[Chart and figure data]

==================================================

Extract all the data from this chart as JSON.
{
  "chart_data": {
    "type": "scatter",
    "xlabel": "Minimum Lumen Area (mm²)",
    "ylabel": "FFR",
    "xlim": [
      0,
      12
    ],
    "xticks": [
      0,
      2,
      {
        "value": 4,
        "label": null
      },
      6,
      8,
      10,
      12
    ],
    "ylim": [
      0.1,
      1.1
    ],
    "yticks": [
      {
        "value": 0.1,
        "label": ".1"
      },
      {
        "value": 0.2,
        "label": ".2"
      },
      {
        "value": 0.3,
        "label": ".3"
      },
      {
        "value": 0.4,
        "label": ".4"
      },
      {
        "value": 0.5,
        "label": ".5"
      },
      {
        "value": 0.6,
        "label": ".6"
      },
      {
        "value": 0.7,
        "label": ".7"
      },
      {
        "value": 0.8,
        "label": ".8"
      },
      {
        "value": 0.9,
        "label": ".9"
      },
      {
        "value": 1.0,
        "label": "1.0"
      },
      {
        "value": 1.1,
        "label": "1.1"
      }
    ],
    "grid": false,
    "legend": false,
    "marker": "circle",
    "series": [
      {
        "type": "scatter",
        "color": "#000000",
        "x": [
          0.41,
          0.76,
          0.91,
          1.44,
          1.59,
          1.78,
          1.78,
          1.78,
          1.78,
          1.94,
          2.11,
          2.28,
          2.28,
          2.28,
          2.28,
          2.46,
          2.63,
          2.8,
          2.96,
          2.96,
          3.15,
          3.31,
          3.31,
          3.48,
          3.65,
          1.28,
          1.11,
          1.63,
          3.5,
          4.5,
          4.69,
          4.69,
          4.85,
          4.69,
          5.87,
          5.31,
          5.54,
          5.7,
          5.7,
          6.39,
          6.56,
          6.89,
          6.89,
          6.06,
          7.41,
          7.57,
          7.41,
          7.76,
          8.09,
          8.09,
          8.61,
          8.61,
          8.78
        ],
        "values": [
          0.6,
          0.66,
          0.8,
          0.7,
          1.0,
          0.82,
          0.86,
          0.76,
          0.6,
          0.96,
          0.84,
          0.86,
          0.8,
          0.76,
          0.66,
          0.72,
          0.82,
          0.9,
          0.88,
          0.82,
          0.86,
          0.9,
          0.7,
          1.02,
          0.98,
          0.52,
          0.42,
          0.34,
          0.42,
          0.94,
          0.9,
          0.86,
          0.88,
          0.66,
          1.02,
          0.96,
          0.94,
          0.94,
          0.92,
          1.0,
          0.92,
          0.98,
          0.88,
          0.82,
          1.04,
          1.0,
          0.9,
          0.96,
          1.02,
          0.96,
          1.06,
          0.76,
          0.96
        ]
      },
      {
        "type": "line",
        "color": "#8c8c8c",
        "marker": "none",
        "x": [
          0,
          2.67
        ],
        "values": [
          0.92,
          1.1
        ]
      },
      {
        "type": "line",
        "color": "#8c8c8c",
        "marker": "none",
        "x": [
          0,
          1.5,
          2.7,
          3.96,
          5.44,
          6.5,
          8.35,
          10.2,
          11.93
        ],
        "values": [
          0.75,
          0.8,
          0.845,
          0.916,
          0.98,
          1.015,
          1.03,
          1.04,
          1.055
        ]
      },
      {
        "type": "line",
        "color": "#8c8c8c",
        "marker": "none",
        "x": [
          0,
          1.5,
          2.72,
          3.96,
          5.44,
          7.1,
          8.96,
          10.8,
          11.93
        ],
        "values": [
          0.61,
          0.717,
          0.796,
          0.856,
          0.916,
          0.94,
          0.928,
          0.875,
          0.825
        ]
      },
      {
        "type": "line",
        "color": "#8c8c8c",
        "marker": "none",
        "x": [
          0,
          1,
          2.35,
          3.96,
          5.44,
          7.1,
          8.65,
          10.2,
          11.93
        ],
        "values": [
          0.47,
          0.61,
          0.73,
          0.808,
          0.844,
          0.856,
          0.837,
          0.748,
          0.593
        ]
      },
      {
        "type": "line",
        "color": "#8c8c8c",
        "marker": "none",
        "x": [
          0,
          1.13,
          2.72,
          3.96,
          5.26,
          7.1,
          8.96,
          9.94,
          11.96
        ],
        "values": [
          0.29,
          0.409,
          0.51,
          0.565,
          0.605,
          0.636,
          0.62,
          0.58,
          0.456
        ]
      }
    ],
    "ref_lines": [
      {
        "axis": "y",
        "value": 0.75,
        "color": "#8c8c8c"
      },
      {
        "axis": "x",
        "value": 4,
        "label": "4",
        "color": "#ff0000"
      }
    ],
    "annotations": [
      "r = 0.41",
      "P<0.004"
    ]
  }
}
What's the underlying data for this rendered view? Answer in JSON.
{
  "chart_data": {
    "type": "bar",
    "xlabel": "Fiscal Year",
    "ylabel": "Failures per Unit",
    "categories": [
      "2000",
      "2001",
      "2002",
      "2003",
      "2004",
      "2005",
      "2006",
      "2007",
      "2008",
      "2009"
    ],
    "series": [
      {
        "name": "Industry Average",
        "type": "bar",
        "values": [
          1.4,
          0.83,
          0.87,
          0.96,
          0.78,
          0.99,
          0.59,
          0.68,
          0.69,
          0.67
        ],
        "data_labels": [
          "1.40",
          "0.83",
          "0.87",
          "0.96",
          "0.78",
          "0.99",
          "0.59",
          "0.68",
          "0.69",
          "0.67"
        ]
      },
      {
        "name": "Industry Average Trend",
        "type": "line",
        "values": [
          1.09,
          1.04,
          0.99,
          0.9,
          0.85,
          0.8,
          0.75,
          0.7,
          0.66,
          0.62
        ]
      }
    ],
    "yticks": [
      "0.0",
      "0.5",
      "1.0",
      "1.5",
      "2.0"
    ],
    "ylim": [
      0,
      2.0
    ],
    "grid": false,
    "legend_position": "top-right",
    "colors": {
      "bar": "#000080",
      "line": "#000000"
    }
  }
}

==================================================

▸ **Directive**
The required output is the exact sequence of lines from the one containing "What's the underlying" through the end of the listing, both endpoints included.

▸ **Answer in full**
What's the underlying data for this rendered view? Answer in JSON.
{
  "chart_data": {
    "type": "bar",
    "xlabel": "Fiscal Year",
    "ylabel": "Failures per Unit",
    "categories": [
      "2000",
      "2001",
      "2002",
      "2003",
      "2004",
      "2005",
      "2006",
      "2007",
      "2008",
      "2009"
    ],
    "series": [
      {
        "name": "Industry Average",
        "type": "bar",
        "values": [
          1.4,
          0.83,
          0.87,
          0.96,
          0.78,
          0.99,
          0.59,
          0.68,
          0.69,
          0.67
        ],
        "data_labels": [
          "1.40",
          "0.83",
          "0.87",
          "0.96",
          "0.78",
          "0.99",
          "0.59",
          "0.68",
          "0.69",
          "0.67"
        ]
      },
      {
        "name": "Industry Average Trend",
        "type": "line",
        "values": [
          1.09,
          1.04,
          0.99,
          0.9,
          0.85,
          0.8,
          0.75,
          0.7,
          0.66,
          0.62
        ]
      }
    ],
    "yticks": [
      "0.0",
      "0.5",
      "1.0",
      "1.5",
      "2.0"
    ],
    "ylim": [
      0,
      2.0
    ],
    "grid": false,
    "legend_position": "top-right",
    "colors": {
      "bar": "#000080",
      "line": "#000000"
    }
  }
}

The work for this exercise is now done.